## begin DATA ROWS
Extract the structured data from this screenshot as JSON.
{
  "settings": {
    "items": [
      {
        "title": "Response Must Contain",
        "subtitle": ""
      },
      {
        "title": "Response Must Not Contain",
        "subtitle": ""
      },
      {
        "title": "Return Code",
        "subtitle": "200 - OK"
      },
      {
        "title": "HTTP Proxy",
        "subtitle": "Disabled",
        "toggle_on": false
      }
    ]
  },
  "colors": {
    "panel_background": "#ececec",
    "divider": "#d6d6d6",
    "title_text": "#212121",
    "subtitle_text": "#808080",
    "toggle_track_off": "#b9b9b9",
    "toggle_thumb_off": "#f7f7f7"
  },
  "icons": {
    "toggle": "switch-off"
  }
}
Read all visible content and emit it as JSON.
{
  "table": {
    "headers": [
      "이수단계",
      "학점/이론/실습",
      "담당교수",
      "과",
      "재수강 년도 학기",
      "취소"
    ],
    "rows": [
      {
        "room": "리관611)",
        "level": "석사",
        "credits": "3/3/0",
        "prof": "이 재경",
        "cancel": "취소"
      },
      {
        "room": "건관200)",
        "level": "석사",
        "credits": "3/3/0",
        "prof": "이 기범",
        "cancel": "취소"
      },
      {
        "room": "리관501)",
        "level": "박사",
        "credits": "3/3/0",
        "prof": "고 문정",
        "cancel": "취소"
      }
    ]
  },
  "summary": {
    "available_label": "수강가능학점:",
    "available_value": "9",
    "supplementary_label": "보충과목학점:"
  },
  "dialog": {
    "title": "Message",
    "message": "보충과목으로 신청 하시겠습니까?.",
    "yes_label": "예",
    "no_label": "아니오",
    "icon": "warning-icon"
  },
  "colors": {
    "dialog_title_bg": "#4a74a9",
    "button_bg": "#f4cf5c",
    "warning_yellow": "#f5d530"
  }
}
## end DATA ROWS
SET PROBLEM: Work out how many lines of the listing above include "JSON". Answer with the number and nothing more.

REPLY TO THE TASK: 2